- Requirements -
Produce a word-for-word copy of the listing below without its pictures.

* BEGIN Working data *

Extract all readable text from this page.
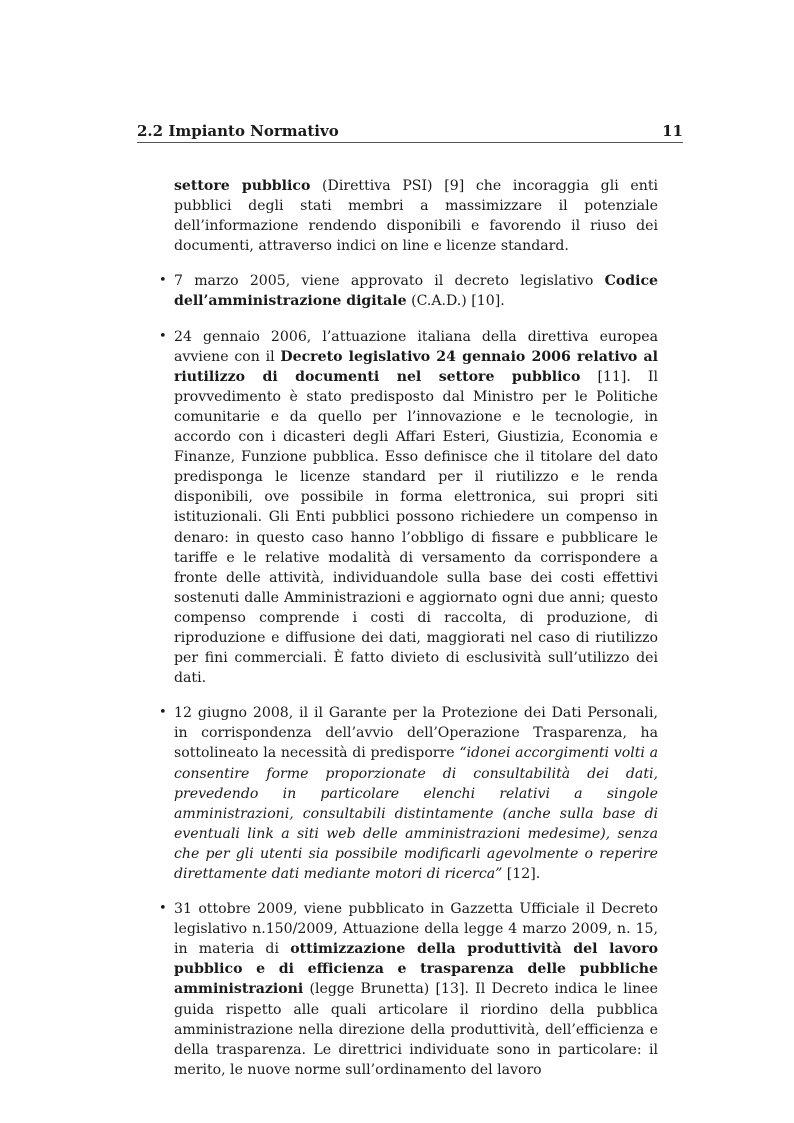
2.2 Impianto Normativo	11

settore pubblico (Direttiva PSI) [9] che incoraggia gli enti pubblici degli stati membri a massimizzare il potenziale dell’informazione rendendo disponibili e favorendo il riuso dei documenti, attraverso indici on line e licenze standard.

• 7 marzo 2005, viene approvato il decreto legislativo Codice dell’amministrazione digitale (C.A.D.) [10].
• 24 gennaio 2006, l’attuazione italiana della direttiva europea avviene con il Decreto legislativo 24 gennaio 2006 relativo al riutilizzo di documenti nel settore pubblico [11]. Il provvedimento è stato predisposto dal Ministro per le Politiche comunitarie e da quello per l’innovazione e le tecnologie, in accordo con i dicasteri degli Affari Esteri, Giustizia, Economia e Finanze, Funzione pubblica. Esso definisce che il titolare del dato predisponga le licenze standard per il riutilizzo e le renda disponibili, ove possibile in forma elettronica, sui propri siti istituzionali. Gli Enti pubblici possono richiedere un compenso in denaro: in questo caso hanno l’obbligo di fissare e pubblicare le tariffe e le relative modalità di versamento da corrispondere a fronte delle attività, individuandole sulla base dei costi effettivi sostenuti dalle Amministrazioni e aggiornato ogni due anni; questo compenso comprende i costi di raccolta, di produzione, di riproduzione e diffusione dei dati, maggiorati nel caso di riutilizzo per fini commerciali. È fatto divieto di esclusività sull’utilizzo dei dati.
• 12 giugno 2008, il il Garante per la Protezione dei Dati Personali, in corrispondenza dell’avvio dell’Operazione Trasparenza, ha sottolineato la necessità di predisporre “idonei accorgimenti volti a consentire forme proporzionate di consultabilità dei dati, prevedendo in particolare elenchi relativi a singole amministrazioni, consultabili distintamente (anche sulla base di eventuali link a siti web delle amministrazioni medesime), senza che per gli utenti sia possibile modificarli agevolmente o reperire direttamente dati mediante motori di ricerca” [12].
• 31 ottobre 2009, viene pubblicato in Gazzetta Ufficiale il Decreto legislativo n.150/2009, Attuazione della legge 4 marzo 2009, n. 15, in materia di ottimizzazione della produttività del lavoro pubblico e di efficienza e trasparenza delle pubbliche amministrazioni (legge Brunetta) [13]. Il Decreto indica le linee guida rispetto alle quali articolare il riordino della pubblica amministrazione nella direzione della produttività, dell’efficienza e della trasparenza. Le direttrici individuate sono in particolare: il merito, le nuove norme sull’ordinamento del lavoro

* END Working data *

- Finished exercise -
Extract all readable text from this page.
2.2 Impianto Normativo	11

settore pubblico (Direttiva PSI) [9] che incoraggia gli enti pubblici degli stati membri a massimizzare il potenziale dell’informazione rendendo disponibili e favorendo il riuso dei documenti, attraverso indici on line e licenze standard.

• 7 marzo 2005, viene approvato il decreto legislativo Codice dell’amministrazione digitale (C.A.D.) [10].
• 24 gennaio 2006, l’attuazione italiana della direttiva europea avviene con il Decreto legislativo 24 gennaio 2006 relativo al riutilizzo di documenti nel settore pubblico [11]. Il provvedimento è stato predisposto dal Ministro per le Politiche comunitarie e da quello per l’innovazione e le tecnologie, in accordo con i dicasteri degli Affari Esteri, Giustizia, Economia e Finanze, Funzione pubblica. Esso definisce che il titolare del dato predisponga le licenze standard per il riutilizzo e le renda disponibili, ove possibile in forma elettronica, sui propri siti istituzionali. Gli Enti pubblici possono richiedere un compenso in denaro: in questo caso hanno l’obbligo di fissare e pubblicare le tariffe e le relative modalità di versamento da corrispondere a fronte delle attività, individuandole sulla base dei costi effettivi sostenuti dalle Amministrazioni e aggiornato ogni due anni; questo compenso comprende i costi di raccolta, di produzione, di riproduzione e diffusione dei dati, maggiorati nel caso di riutilizzo per fini commerciali. È fatto divieto di esclusività sull’utilizzo dei dati.
• 12 giugno 2008, il il Garante per la Protezione dei Dati Personali, in corrispondenza dell’avvio dell’Operazione Trasparenza, ha sottolineato la necessità di predisporre “idonei accorgimenti volti a consentire forme proporzionate di consultabilità dei dati, prevedendo in particolare elenchi relativi a singole amministrazioni, consultabili distintamente (anche sulla base di eventuali link a siti web delle amministrazioni medesime), senza che per gli utenti sia possibile modificarli agevolmente o reperire direttamente dati mediante motori di ricerca” [12].
• 31 ottobre 2009, viene pubblicato in Gazzetta Ufficiale il Decreto legislativo n.150/2009, Attuazione della legge 4 marzo 2009, n. 15, in materia di ottimizzazione della produttività del lavoro pubblico e di efficienza e trasparenza delle pubbliche amministrazioni (legge Brunetta) [13]. Il Decreto indica le linee guida rispetto alle quali articolare il riordino della pubblica amministrazione nella direzione della produttività, dell’efficienza e della trasparenza. Le direttrici individuate sono in particolare: il merito, le nuove norme sull’ordinamento del lavoro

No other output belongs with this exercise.